**EXERCISE INPUTS**
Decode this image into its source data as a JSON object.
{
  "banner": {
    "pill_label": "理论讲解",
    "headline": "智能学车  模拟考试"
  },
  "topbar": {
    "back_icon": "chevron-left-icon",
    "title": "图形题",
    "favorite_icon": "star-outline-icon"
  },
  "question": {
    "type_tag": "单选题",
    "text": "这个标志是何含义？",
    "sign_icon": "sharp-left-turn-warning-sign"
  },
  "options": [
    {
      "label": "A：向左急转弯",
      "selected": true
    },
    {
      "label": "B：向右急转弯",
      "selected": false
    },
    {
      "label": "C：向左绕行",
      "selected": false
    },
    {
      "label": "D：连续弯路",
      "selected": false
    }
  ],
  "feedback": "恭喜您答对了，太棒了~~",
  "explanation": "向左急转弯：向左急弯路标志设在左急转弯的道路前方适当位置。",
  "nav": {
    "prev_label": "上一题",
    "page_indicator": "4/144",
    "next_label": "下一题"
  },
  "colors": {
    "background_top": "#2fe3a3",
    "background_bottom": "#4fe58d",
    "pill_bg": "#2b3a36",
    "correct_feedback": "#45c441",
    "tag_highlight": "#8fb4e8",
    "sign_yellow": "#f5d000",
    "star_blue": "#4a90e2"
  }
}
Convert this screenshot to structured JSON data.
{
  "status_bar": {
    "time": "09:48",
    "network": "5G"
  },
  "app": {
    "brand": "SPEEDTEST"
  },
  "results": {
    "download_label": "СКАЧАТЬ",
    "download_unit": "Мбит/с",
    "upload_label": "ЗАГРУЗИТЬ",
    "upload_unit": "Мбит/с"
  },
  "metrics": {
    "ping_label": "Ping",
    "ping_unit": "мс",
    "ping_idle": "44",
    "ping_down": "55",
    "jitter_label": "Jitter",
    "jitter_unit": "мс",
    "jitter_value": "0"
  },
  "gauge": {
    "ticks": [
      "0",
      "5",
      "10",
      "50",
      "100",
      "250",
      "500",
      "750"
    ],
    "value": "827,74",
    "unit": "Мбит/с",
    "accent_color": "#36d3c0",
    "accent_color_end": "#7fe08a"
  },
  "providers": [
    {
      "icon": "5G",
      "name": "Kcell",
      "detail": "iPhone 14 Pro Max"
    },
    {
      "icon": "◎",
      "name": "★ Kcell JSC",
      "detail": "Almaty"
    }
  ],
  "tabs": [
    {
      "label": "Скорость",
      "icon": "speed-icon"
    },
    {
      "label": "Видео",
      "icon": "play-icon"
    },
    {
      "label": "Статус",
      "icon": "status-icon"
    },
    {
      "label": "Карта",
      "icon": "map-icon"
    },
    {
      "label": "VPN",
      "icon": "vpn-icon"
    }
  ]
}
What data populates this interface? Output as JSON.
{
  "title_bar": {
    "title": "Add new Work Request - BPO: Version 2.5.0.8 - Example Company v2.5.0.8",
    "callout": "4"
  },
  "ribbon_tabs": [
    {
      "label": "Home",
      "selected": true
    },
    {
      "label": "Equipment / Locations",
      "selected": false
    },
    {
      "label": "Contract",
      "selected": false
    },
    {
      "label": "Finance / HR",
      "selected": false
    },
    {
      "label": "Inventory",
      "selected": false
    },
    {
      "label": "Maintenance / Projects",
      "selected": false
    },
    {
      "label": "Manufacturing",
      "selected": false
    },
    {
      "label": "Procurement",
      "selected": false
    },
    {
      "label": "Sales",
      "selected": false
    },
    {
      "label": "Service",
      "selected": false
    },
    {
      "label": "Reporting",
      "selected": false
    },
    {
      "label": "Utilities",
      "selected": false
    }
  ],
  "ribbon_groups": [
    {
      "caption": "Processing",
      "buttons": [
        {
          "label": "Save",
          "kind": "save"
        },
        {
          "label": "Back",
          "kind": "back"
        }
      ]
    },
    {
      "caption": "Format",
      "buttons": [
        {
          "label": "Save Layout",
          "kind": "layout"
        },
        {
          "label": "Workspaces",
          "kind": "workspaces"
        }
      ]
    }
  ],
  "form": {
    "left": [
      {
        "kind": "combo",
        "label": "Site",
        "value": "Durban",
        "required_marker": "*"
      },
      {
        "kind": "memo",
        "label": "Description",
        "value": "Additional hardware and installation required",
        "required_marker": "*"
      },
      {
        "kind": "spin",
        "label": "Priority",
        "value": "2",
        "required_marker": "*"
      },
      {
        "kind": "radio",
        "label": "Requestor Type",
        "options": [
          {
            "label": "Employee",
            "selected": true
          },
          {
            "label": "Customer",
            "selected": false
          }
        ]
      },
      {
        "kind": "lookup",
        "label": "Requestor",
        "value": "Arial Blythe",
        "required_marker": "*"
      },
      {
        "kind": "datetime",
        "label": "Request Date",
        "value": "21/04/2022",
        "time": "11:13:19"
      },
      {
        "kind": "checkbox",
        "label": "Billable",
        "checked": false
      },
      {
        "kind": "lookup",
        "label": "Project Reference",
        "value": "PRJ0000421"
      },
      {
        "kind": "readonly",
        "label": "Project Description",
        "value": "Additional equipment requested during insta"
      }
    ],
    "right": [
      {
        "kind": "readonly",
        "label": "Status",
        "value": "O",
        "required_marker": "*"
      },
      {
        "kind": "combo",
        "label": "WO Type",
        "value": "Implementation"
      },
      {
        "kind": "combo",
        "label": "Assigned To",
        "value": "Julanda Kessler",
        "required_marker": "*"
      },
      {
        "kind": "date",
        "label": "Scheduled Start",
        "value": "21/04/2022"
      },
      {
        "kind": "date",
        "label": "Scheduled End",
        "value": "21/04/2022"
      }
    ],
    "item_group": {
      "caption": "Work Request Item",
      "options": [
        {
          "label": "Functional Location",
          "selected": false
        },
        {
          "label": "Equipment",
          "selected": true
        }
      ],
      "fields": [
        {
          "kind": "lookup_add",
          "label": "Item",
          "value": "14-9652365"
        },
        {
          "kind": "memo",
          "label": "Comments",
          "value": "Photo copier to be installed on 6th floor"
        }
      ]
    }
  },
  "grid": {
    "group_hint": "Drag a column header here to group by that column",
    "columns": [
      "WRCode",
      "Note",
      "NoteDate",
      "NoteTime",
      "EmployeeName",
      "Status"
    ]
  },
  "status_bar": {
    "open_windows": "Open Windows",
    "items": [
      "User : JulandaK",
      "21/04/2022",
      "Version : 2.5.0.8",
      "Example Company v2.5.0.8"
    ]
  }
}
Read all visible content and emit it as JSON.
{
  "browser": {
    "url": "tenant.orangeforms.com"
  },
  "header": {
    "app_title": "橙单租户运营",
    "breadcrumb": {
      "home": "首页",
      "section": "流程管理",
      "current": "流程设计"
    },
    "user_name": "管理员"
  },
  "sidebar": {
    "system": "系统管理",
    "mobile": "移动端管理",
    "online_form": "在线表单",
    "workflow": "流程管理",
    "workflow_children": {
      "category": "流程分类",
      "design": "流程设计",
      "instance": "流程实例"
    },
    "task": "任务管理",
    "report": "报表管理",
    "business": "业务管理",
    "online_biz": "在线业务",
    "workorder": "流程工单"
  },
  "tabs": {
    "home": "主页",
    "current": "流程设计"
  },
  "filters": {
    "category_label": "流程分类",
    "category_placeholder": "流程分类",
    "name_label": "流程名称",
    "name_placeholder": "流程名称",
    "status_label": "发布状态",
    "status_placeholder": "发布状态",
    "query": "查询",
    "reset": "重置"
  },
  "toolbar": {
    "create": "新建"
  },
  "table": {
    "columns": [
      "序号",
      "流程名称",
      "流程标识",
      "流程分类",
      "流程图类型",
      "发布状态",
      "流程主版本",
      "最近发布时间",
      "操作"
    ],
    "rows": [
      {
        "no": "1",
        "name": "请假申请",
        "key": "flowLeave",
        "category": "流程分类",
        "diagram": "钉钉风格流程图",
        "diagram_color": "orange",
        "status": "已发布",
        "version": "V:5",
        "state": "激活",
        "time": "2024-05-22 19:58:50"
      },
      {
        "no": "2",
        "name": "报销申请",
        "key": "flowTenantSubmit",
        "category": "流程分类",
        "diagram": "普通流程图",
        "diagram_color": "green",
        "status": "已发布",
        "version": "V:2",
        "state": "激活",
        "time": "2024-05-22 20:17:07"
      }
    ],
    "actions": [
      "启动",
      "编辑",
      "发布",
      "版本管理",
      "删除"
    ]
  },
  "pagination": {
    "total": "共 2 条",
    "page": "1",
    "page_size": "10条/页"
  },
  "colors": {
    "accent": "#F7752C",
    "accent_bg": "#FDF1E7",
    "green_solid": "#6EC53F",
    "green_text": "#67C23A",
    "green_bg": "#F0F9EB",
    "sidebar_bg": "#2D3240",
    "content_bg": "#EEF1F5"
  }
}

**SET TASK**
From the data, list each line in which the string "流程分类" appears.

**RESULT OF THIS EXERCISE**
      "category": "流程分类",
    "category_label": "流程分类",
    "category_placeholder": "流程分类",
      "流程分类",
        "category": "流程分类",
        "category": "流程分类",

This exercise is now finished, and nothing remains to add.